Problem details »
Comb through the entries for "contacts" and pull out each line that holds it.

Supplied material »
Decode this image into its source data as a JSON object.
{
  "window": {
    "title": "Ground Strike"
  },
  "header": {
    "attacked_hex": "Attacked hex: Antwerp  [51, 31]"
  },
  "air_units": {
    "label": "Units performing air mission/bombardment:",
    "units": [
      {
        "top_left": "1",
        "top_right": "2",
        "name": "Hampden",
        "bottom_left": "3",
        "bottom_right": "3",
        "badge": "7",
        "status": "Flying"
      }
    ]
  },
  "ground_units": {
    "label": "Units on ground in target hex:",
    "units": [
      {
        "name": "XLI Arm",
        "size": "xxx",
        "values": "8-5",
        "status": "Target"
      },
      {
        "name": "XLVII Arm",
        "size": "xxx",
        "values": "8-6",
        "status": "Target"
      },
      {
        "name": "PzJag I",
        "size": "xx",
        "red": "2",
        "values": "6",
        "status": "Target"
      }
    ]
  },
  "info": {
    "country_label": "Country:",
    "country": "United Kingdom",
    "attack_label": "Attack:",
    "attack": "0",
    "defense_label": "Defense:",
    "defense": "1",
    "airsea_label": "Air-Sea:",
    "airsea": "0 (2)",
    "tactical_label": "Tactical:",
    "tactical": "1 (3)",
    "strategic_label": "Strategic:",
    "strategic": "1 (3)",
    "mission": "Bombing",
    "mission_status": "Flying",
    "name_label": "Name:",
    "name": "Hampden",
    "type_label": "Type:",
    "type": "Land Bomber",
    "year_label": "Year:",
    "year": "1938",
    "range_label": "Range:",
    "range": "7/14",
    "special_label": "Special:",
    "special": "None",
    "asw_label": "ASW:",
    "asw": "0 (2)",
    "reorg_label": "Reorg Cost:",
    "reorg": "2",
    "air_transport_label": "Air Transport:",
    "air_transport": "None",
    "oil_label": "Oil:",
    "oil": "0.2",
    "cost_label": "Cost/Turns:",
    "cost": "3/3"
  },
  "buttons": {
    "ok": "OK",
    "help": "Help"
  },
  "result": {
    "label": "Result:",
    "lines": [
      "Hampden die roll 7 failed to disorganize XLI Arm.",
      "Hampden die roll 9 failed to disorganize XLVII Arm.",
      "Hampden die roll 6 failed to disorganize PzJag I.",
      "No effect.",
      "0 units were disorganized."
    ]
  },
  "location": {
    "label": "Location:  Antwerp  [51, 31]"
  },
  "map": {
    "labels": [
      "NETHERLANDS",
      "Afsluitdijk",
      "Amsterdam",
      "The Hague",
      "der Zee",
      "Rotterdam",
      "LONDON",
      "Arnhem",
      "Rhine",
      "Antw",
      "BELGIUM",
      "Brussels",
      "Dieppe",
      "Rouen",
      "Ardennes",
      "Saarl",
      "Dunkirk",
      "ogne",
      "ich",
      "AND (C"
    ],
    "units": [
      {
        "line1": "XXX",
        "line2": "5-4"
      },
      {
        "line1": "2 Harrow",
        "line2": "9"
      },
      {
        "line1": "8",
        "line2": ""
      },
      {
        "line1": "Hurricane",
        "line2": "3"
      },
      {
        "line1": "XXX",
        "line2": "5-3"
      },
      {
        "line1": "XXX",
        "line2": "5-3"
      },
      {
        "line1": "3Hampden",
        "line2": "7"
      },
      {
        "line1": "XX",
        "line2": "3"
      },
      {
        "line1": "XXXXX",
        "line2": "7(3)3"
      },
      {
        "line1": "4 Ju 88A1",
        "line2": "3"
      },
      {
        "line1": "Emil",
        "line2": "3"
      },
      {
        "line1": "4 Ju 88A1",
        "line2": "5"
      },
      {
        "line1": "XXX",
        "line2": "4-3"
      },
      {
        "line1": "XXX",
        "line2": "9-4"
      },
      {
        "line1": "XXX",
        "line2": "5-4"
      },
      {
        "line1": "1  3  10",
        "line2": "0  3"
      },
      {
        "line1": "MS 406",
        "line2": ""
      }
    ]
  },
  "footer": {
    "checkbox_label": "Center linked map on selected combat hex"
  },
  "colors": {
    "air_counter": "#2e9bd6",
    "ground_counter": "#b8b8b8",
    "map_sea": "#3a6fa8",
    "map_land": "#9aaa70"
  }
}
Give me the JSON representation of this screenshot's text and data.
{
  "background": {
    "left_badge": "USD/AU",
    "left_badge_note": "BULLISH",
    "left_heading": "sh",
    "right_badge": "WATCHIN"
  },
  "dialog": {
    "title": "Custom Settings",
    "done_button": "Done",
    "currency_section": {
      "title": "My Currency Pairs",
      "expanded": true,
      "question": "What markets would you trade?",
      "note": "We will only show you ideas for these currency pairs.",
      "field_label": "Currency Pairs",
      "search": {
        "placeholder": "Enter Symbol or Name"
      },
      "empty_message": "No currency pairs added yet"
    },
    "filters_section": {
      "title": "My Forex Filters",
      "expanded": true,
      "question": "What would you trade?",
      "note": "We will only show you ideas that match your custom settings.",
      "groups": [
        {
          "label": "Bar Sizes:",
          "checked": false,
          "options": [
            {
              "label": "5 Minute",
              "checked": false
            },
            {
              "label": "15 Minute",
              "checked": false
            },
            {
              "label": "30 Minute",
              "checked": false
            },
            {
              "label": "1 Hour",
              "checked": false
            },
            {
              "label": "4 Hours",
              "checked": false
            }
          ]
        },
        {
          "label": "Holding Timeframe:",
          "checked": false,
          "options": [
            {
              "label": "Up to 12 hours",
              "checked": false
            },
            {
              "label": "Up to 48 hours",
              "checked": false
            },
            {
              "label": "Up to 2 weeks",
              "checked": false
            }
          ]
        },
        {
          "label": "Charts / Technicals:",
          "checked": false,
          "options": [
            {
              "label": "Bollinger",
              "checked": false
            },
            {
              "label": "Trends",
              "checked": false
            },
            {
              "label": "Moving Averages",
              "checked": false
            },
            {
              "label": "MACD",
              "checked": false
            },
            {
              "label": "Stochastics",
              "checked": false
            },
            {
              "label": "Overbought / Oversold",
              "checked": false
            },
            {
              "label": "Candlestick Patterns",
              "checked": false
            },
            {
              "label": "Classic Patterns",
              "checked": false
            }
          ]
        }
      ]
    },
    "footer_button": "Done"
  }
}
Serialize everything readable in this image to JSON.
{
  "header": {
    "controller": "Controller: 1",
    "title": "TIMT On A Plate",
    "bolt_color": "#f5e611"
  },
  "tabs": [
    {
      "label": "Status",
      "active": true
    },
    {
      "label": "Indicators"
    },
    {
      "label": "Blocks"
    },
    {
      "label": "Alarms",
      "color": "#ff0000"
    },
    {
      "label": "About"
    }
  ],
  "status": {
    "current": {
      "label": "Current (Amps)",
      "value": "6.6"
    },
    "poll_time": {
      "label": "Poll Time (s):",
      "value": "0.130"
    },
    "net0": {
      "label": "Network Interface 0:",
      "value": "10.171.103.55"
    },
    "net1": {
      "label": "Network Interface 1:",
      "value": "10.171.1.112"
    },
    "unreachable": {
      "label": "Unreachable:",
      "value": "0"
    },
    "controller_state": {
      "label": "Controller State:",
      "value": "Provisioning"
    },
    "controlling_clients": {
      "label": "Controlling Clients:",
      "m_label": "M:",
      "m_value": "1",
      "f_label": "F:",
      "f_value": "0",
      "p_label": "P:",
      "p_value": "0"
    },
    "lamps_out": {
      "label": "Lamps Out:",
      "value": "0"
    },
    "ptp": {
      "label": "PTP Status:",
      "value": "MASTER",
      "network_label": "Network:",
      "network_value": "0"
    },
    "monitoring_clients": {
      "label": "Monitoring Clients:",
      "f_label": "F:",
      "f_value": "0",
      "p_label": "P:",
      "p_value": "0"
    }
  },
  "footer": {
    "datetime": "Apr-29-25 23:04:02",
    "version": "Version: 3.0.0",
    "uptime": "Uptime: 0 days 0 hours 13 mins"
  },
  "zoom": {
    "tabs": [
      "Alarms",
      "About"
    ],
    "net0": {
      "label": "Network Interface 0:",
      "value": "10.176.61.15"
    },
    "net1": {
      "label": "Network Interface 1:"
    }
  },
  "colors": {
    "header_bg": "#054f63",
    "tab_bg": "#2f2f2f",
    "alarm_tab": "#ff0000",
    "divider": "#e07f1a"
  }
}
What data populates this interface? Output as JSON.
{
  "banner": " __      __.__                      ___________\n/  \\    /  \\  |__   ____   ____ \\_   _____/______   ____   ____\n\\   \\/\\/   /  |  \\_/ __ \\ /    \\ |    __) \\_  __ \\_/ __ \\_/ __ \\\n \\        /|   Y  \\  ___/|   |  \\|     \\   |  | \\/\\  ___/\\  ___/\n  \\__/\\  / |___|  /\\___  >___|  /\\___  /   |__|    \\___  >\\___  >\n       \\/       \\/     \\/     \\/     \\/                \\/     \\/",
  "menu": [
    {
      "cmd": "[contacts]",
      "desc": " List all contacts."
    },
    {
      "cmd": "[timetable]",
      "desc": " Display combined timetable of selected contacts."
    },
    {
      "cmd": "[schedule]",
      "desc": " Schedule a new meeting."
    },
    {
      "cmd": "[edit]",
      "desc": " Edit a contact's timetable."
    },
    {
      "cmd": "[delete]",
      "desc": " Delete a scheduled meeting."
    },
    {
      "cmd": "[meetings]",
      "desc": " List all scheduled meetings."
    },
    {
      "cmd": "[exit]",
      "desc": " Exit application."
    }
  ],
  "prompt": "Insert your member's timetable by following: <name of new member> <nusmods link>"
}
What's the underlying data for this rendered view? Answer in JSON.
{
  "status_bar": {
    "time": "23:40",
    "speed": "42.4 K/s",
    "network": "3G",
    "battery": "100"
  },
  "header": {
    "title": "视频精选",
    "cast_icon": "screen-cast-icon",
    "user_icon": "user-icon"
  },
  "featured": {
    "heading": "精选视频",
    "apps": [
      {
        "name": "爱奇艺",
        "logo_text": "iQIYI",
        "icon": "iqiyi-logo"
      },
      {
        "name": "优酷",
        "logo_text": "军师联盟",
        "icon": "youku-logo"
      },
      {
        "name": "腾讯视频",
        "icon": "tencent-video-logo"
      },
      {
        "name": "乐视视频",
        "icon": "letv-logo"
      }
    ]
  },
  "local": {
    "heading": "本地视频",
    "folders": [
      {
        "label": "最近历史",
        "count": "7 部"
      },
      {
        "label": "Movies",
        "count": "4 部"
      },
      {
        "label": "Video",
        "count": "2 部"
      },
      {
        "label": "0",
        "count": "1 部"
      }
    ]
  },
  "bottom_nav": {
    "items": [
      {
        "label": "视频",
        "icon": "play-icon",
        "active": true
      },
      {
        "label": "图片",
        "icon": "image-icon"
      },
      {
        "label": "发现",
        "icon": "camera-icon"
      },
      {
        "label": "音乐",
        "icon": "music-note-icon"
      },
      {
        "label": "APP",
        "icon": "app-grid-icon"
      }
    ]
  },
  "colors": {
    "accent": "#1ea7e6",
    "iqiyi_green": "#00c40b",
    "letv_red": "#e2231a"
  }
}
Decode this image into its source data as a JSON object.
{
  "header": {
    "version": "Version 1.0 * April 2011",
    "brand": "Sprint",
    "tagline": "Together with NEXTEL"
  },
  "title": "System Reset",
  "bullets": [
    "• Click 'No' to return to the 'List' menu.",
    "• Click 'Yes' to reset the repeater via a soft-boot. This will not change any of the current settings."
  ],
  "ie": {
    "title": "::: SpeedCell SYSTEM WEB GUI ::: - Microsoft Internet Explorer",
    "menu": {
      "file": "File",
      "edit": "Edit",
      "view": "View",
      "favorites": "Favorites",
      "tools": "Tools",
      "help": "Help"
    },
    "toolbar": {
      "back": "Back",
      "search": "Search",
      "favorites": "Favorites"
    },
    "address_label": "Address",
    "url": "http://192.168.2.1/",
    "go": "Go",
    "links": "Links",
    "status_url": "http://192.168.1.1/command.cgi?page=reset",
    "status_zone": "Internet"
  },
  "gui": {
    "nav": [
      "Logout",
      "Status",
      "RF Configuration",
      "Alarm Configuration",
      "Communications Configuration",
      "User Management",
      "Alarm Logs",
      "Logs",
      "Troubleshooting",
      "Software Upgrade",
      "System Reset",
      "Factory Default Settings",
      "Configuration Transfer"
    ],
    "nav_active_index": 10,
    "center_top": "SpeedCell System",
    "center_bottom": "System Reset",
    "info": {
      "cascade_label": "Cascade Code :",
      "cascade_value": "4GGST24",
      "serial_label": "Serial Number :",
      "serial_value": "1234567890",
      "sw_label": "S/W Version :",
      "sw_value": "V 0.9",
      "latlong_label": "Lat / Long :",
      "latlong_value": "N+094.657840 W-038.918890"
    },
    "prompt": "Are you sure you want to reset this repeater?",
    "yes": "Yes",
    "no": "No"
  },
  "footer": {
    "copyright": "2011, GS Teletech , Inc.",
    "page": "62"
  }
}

Solved exercise »
      "cmd": "[contacts]",
      "desc": " List all contacts."
      "desc": " Display combined timetable of selected contacts."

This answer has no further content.